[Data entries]
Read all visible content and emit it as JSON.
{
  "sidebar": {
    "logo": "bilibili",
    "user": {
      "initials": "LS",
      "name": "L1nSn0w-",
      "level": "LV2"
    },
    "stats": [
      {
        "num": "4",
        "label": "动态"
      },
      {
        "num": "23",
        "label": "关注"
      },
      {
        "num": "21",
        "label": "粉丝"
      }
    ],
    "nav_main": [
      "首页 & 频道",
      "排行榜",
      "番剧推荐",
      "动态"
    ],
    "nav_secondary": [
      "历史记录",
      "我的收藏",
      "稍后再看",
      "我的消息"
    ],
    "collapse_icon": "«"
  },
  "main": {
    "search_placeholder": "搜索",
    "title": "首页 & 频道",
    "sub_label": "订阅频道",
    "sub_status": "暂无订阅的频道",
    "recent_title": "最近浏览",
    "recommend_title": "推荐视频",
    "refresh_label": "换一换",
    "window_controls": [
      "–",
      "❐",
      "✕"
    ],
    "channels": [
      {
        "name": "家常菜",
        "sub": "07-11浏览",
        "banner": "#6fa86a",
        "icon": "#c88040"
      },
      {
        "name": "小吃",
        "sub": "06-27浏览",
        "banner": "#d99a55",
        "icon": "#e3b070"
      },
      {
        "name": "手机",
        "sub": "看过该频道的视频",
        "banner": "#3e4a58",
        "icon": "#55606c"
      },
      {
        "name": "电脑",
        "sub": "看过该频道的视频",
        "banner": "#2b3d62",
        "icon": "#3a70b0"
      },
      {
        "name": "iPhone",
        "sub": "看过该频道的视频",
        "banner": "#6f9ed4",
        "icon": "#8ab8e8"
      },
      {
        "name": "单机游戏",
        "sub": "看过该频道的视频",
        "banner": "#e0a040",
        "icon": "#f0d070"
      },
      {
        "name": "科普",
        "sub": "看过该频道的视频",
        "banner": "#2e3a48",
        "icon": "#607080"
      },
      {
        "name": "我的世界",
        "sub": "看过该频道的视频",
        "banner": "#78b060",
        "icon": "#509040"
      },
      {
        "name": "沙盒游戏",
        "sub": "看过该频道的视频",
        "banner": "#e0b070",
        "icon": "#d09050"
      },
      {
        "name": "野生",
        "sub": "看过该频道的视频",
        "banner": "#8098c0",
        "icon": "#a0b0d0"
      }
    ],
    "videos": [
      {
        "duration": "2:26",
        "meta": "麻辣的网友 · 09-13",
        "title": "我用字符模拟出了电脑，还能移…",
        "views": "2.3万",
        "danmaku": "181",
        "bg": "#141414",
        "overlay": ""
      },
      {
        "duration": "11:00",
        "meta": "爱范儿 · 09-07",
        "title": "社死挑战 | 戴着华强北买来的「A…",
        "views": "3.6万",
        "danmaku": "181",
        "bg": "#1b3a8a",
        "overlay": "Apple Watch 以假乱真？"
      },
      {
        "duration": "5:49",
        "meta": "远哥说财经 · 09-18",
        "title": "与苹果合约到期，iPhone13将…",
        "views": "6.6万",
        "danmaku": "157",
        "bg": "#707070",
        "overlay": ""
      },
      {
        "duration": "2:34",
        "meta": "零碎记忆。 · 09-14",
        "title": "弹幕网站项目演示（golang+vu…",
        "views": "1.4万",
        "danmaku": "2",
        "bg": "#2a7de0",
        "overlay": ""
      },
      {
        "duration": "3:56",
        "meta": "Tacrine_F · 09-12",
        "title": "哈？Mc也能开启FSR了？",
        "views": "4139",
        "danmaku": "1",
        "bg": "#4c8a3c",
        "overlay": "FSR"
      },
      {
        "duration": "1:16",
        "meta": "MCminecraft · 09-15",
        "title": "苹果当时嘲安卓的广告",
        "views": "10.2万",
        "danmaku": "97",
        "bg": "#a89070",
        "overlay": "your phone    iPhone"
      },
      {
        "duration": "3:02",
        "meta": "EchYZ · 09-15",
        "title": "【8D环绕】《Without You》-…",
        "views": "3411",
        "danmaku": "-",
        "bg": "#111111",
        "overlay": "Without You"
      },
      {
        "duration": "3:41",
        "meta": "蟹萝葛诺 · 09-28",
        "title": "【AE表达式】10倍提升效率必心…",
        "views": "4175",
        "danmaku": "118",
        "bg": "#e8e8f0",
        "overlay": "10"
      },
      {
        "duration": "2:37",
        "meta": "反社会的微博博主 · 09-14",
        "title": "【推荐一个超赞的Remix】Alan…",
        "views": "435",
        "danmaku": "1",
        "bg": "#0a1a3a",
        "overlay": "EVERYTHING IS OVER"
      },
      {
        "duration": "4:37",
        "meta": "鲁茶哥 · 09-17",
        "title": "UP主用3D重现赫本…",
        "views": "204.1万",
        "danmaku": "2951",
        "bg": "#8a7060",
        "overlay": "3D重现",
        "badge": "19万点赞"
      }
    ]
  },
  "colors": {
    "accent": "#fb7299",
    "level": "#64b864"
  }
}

- _WORK INSTRUCTIONS_
Repeat every record, exactly as written.

- _FINISHED ANSWER_
Read all visible content and emit it as JSON.
{
  "sidebar": {
    "logo": "bilibili",
    "user": {
      "initials": "LS",
      "name": "L1nSn0w-",
      "level": "LV2"
    },
    "stats": [
      {
        "num": "4",
        "label": "动态"
      },
      {
        "num": "23",
        "label": "关注"
      },
      {
        "num": "21",
        "label": "粉丝"
      }
    ],
    "nav_main": [
      "首页 & 频道",
      "排行榜",
      "番剧推荐",
      "动态"
    ],
    "nav_secondary": [
      "历史记录",
      "我的收藏",
      "稍后再看",
      "我的消息"
    ],
    "collapse_icon": "«"
  },
  "main": {
    "search_placeholder": "搜索",
    "title": "首页 & 频道",
    "sub_label": "订阅频道",
    "sub_status": "暂无订阅的频道",
    "recent_title": "最近浏览",
    "recommend_title": "推荐视频",
    "refresh_label": "换一换",
    "window_controls": [
      "–",
      "❐",
      "✕"
    ],
    "channels": [
      {
        "name": "家常菜",
        "sub": "07-11浏览",
        "banner": "#6fa86a",
        "icon": "#c88040"
      },
      {
        "name": "小吃",
        "sub": "06-27浏览",
        "banner": "#d99a55",
        "icon": "#e3b070"
      },
      {
        "name": "手机",
        "sub": "看过该频道的视频",
        "banner": "#3e4a58",
        "icon": "#55606c"
      },
      {
        "name": "电脑",
        "sub": "看过该频道的视频",
        "banner": "#2b3d62",
        "icon": "#3a70b0"
      },
      {
        "name": "iPhone",
        "sub": "看过该频道的视频",
        "banner": "#6f9ed4",
        "icon": "#8ab8e8"
      },
      {
        "name": "单机游戏",
        "sub": "看过该频道的视频",
        "banner": "#e0a040",
        "icon": "#f0d070"
      },
      {
        "name": "科普",
        "sub": "看过该频道的视频",
        "banner": "#2e3a48",
        "icon": "#607080"
      },
      {
        "name": "我的世界",
        "sub": "看过该频道的视频",
        "banner": "#78b060",
        "icon": "#509040"
      },
      {
        "name": "沙盒游戏",
        "sub": "看过该频道的视频",
        "banner": "#e0b070",
        "icon": "#d09050"
      },
      {
        "name": "野生",
        "sub": "看过该频道的视频",
        "banner": "#8098c0",
        "icon": "#a0b0d0"
      }
    ],
    "videos": [
      {
        "duration": "2:26",
        "meta": "麻辣的网友 · 09-13",
        "title": "我用字符模拟出了电脑，还能移…",
        "views": "2.3万",
        "danmaku": "181",
        "bg": "#141414",
        "overlay": ""
      },
      {
        "duration": "11:00",
        "meta": "爱范儿 · 09-07",
        "title": "社死挑战 | 戴着华强北买来的「A…",
        "views": "3.6万",
        "danmaku": "181",
        "bg": "#1b3a8a",
        "overlay": "Apple Watch 以假乱真？"
      },
      {
        "duration": "5:49",
        "meta": "远哥说财经 · 09-18",
        "title": "与苹果合约到期，iPhone13将…",
        "views": "6.6万",
        "danmaku": "157",
        "bg": "#707070",
        "overlay": ""
      },
      {
        "duration": "2:34",
        "meta": "零碎记忆。 · 09-14",
        "title": "弹幕网站项目演示（golang+vu…",
        "views": "1.4万",
        "danmaku": "2",
        "bg": "#2a7de0",
        "overlay": ""
      },
      {
        "duration": "3:56",
        "meta": "Tacrine_F · 09-12",
        "title": "哈？Mc也能开启FSR了？",
        "views": "4139",
        "danmaku": "1",
        "bg": "#4c8a3c",
        "overlay": "FSR"
      },
      {
        "duration": "1:16",
        "meta": "MCminecraft · 09-15",
        "title": "苹果当时嘲安卓的广告",
        "views": "10.2万",
        "danmaku": "97",
        "bg": "#a89070",
        "overlay": "your phone    iPhone"
      },
      {
        "duration": "3:02",
        "meta": "EchYZ · 09-15",
        "title": "【8D环绕】《Without You》-…",
        "views": "3411",
        "danmaku": "-",
        "bg": "#111111",
        "overlay": "Without You"
      },
      {
        "duration": "3:41",
        "meta": "蟹萝葛诺 · 09-28",
        "title": "【AE表达式】10倍提升效率必心…",
        "views": "4175",
        "danmaku": "118",
        "bg": "#e8e8f0",
        "overlay": "10"
      },
      {
        "duration": "2:37",
        "meta": "反社会的微博博主 · 09-14",
        "title": "【推荐一个超赞的Remix】Alan…",
        "views": "435",
        "danmaku": "1",
        "bg": "#0a1a3a",
        "overlay": "EVERYTHING IS OVER"
      },
      {
        "duration": "4:37",
        "meta": "鲁茶哥 · 09-17",
        "title": "UP主用3D重现赫本…",
        "views": "204.1万",
        "danmaku": "2951",
        "bg": "#8a7060",
        "overlay": "3D重现",
        "badge": "19万点赞"
      }
    ]
  },
  "colors": {
    "accent": "#fb7299",
    "level": "#64b864"
  }
}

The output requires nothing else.